> **Objective**: Would you reproduce all of the records below line for line, without changing any characters, and leave out the pictures?

== Records for the task

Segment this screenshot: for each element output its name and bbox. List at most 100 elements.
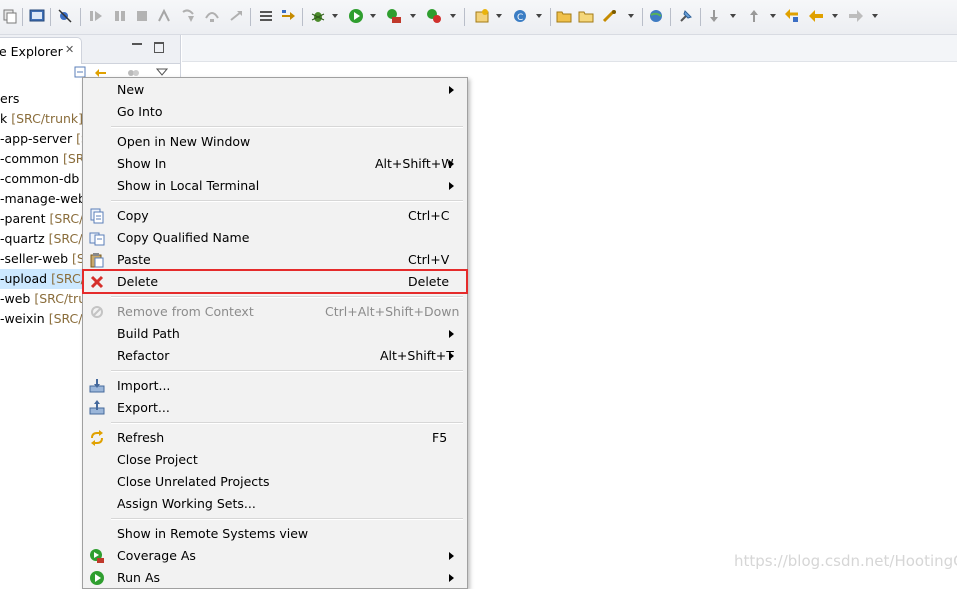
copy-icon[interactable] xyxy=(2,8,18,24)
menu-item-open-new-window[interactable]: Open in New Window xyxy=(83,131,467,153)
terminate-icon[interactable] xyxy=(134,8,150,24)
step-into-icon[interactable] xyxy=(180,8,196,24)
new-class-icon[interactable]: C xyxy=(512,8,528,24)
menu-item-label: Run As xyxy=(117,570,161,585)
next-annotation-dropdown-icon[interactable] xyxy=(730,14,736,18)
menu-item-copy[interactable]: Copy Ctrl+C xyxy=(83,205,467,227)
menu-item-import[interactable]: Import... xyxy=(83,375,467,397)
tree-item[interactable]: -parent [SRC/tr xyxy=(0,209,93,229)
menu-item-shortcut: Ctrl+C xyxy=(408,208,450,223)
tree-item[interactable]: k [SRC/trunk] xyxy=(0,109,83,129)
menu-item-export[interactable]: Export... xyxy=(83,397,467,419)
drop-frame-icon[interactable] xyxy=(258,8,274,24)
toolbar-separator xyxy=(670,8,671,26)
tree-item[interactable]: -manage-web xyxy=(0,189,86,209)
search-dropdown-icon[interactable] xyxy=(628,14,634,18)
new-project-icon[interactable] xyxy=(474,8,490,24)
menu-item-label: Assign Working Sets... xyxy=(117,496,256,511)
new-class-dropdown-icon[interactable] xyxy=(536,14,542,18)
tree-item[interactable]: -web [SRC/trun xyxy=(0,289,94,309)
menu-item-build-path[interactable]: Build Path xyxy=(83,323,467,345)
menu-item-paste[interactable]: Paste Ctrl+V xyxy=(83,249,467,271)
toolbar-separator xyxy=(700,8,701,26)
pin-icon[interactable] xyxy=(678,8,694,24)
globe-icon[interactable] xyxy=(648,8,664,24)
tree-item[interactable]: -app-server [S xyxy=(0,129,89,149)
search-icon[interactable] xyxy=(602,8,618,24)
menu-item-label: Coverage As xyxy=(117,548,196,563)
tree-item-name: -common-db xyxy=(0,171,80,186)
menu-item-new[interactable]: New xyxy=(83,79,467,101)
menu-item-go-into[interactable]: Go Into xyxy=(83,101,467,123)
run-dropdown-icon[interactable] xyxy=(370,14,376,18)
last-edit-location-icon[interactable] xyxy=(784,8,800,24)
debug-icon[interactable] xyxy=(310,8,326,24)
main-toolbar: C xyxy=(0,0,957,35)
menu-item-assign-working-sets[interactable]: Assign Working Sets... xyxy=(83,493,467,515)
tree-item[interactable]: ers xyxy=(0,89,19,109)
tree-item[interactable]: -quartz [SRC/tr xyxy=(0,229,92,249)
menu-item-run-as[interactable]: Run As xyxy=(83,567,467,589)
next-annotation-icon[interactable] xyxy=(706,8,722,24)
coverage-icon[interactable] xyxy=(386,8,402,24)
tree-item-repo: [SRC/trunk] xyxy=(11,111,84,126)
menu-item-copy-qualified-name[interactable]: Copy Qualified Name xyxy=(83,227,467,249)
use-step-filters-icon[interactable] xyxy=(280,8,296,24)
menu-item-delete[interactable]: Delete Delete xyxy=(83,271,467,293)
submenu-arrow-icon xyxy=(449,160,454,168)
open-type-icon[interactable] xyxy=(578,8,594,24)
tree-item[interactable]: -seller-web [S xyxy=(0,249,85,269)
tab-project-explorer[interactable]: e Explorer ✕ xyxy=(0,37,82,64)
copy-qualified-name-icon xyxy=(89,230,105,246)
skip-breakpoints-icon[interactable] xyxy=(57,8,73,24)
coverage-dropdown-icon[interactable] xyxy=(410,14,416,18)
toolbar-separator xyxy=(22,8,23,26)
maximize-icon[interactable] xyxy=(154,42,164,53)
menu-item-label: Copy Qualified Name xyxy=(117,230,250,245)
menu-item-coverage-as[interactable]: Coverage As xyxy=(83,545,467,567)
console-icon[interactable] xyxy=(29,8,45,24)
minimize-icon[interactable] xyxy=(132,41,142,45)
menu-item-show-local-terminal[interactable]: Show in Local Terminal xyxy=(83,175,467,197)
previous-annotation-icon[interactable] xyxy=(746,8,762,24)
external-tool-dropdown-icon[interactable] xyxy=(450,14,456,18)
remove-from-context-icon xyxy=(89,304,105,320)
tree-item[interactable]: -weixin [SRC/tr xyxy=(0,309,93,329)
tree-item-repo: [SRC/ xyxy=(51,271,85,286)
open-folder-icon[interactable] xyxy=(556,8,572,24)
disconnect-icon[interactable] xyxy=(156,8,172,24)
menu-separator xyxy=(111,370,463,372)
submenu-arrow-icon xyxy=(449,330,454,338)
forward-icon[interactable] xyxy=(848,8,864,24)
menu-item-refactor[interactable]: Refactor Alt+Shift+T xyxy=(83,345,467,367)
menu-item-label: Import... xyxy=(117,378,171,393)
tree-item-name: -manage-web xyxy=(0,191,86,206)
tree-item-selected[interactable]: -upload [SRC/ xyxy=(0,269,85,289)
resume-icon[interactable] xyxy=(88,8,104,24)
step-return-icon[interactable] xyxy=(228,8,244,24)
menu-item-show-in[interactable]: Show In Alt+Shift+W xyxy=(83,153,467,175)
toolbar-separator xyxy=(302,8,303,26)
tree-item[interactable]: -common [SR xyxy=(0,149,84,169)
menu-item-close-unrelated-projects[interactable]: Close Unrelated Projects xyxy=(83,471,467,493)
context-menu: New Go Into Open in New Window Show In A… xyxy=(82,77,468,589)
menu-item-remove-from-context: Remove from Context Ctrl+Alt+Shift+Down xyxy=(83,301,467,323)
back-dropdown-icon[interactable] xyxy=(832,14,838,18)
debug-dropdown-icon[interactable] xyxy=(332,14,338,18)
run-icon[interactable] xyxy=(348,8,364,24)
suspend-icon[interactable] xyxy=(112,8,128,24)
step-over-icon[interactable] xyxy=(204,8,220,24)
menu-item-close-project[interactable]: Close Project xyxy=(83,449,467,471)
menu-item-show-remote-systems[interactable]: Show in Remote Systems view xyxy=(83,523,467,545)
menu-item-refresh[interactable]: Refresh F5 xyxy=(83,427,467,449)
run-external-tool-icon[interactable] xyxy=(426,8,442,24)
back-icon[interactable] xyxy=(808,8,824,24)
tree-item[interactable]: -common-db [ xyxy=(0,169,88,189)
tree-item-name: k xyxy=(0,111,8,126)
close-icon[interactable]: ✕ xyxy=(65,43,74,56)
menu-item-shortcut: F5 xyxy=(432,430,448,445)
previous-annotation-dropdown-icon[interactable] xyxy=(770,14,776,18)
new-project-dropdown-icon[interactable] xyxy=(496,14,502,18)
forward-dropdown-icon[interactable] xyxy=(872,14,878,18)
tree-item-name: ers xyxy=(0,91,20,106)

====

> **Result for this task**:
Segment this screenshot: for each element output its name and bbox. List at most 100 elements.
copy-icon[interactable] xyxy=(2,8,18,24)
menu-item-open-new-window[interactable]: Open in New Window xyxy=(83,131,467,153)
terminate-icon[interactable] xyxy=(134,8,150,24)
step-into-icon[interactable] xyxy=(180,8,196,24)
new-class-icon[interactable]: C xyxy=(512,8,528,24)
menu-item-label: Run As xyxy=(117,570,161,585)
next-annotation-dropdown-icon[interactable] xyxy=(730,14,736,18)
menu-item-copy[interactable]: Copy Ctrl+C xyxy=(83,205,467,227)
menu-item-import[interactable]: Import... xyxy=(83,375,467,397)
tree-item[interactable]: -parent [SRC/tr xyxy=(0,209,93,229)
menu-item-shortcut: Ctrl+C xyxy=(408,208,450,223)
tree-item[interactable]: k [SRC/trunk] xyxy=(0,109,83,129)
menu-item-export[interactable]: Export... xyxy=(83,397,467,419)
drop-frame-icon[interactable] xyxy=(258,8,274,24)
toolbar-separator xyxy=(670,8,671,26)
tree-item[interactable]: -manage-web xyxy=(0,189,86,209)
search-dropdown-icon[interactable] xyxy=(628,14,634,18)
new-project-icon[interactable] xyxy=(474,8,490,24)
menu-item-label: Assign Working Sets... xyxy=(117,496,256,511)
new-class-dropdown-icon[interactable] xyxy=(536,14,542,18)
tree-item[interactable]: -web [SRC/trun xyxy=(0,289,94,309)
menu-item-build-path[interactable]: Build Path xyxy=(83,323,467,345)
menu-item-paste[interactable]: Paste Ctrl+V xyxy=(83,249,467,271)
toolbar-separator xyxy=(700,8,701,26)
pin-icon[interactable] xyxy=(678,8,694,24)
globe-icon[interactable] xyxy=(648,8,664,24)
tree-item[interactable]: -app-server [S xyxy=(0,129,89,149)
search-icon[interactable] xyxy=(602,8,618,24)
menu-item-label: Coverage As xyxy=(117,548,196,563)
tree-item-name: -common-db xyxy=(0,171,80,186)
menu-item-new[interactable]: New xyxy=(83,79,467,101)
menu-item-go-into[interactable]: Go Into xyxy=(83,101,467,123)
run-dropdown-icon[interactable] xyxy=(370,14,376,18)
last-edit-location-icon[interactable] xyxy=(784,8,800,24)
debug-icon[interactable] xyxy=(310,8,326,24)
main-toolbar: C xyxy=(0,0,957,35)
menu-item-assign-working-sets[interactable]: Assign Working Sets... xyxy=(83,493,467,515)
tree-item[interactable]: ers xyxy=(0,89,19,109)
tree-item[interactable]: -quartz [SRC/tr xyxy=(0,229,92,249)
menu-item-run-as[interactable]: Run As xyxy=(83,567,467,589)
next-annotation-icon[interactable] xyxy=(706,8,722,24)
coverage-icon[interactable] xyxy=(386,8,402,24)
tree-item-repo: [SRC/trunk] xyxy=(11,111,84,126)
menu-item-copy-qualified-name[interactable]: Copy Qualified Name xyxy=(83,227,467,249)
use-step-filters-icon[interactable] xyxy=(280,8,296,24)
menu-item-delete[interactable]: Delete Delete xyxy=(83,271,467,293)
submenu-arrow-icon xyxy=(449,160,454,168)
open-type-icon[interactable] xyxy=(578,8,594,24)
tree-item[interactable]: -seller-web [S xyxy=(0,249,85,269)
tab-project-explorer[interactable]: e Explorer ✕ xyxy=(0,37,82,64)
copy-qualified-name-icon xyxy=(89,230,105,246)
skip-breakpoints-icon[interactable] xyxy=(57,8,73,24)
coverage-dropdown-icon[interactable] xyxy=(410,14,416,18)
toolbar-separator xyxy=(22,8,23,26)
maximize-icon[interactable] xyxy=(154,42,164,53)
menu-item-label: Copy Qualified Name xyxy=(117,230,250,245)
menu-item-coverage-as[interactable]: Coverage As xyxy=(83,545,467,567)
console-icon[interactable] xyxy=(29,8,45,24)
minimize-icon[interactable] xyxy=(132,41,142,45)
menu-item-show-local-terminal[interactable]: Show in Local Terminal xyxy=(83,175,467,197)
previous-annotation-icon[interactable] xyxy=(746,8,762,24)
external-tool-dropdown-icon[interactable] xyxy=(450,14,456,18)
remove-from-context-icon xyxy=(89,304,105,320)
tree-item[interactable]: -weixin [SRC/tr xyxy=(0,309,93,329)
tree-item-repo: [SRC/ xyxy=(51,271,85,286)
open-folder-icon[interactable] xyxy=(556,8,572,24)
disconnect-icon[interactable] xyxy=(156,8,172,24)
menu-separator xyxy=(111,370,463,372)
submenu-arrow-icon xyxy=(449,330,454,338)
forward-icon[interactable] xyxy=(848,8,864,24)
menu-item-refactor[interactable]: Refactor Alt+Shift+T xyxy=(83,345,467,367)
menu-item-label: Import... xyxy=(117,378,171,393)
tree-item-name: -manage-web xyxy=(0,191,86,206)
tree-item-selected[interactable]: -upload [SRC/ xyxy=(0,269,85,289)
resume-icon[interactable] xyxy=(88,8,104,24)
step-return-icon[interactable] xyxy=(228,8,244,24)
menu-item-show-in[interactable]: Show In Alt+Shift+W xyxy=(83,153,467,175)
toolbar-separator xyxy=(302,8,303,26)
tree-item[interactable]: -common [SR xyxy=(0,149,84,169)
menu-item-close-unrelated-projects[interactable]: Close Unrelated Projects xyxy=(83,471,467,493)
context-menu: New Go Into Open in New Window Show In A… xyxy=(82,77,468,589)
menu-item-remove-from-context: Remove from Context Ctrl+Alt+Shift+Down xyxy=(83,301,467,323)
back-dropdown-icon[interactable] xyxy=(832,14,838,18)
debug-dropdown-icon[interactable] xyxy=(332,14,338,18)
run-icon[interactable] xyxy=(348,8,364,24)
suspend-icon[interactable] xyxy=(112,8,128,24)
step-over-icon[interactable] xyxy=(204,8,220,24)
menu-item-close-project[interactable]: Close Project xyxy=(83,449,467,471)
menu-item-show-remote-systems[interactable]: Show in Remote Systems view xyxy=(83,523,467,545)
menu-item-refresh[interactable]: Refresh F5 xyxy=(83,427,467,449)
run-external-tool-icon[interactable] xyxy=(426,8,442,24)
back-icon[interactable] xyxy=(808,8,824,24)
tree-item[interactable]: -common-db [ xyxy=(0,169,88,189)
tree-item-name: k xyxy=(0,111,8,126)
close-icon[interactable]: ✕ xyxy=(65,43,74,56)
menu-item-shortcut: F5 xyxy=(432,430,448,445)
previous-annotation-dropdown-icon[interactable] xyxy=(770,14,776,18)
new-project-dropdown-icon[interactable] xyxy=(496,14,502,18)
forward-dropdown-icon[interactable] xyxy=(872,14,878,18)
tree-item-name: ers xyxy=(0,91,20,106)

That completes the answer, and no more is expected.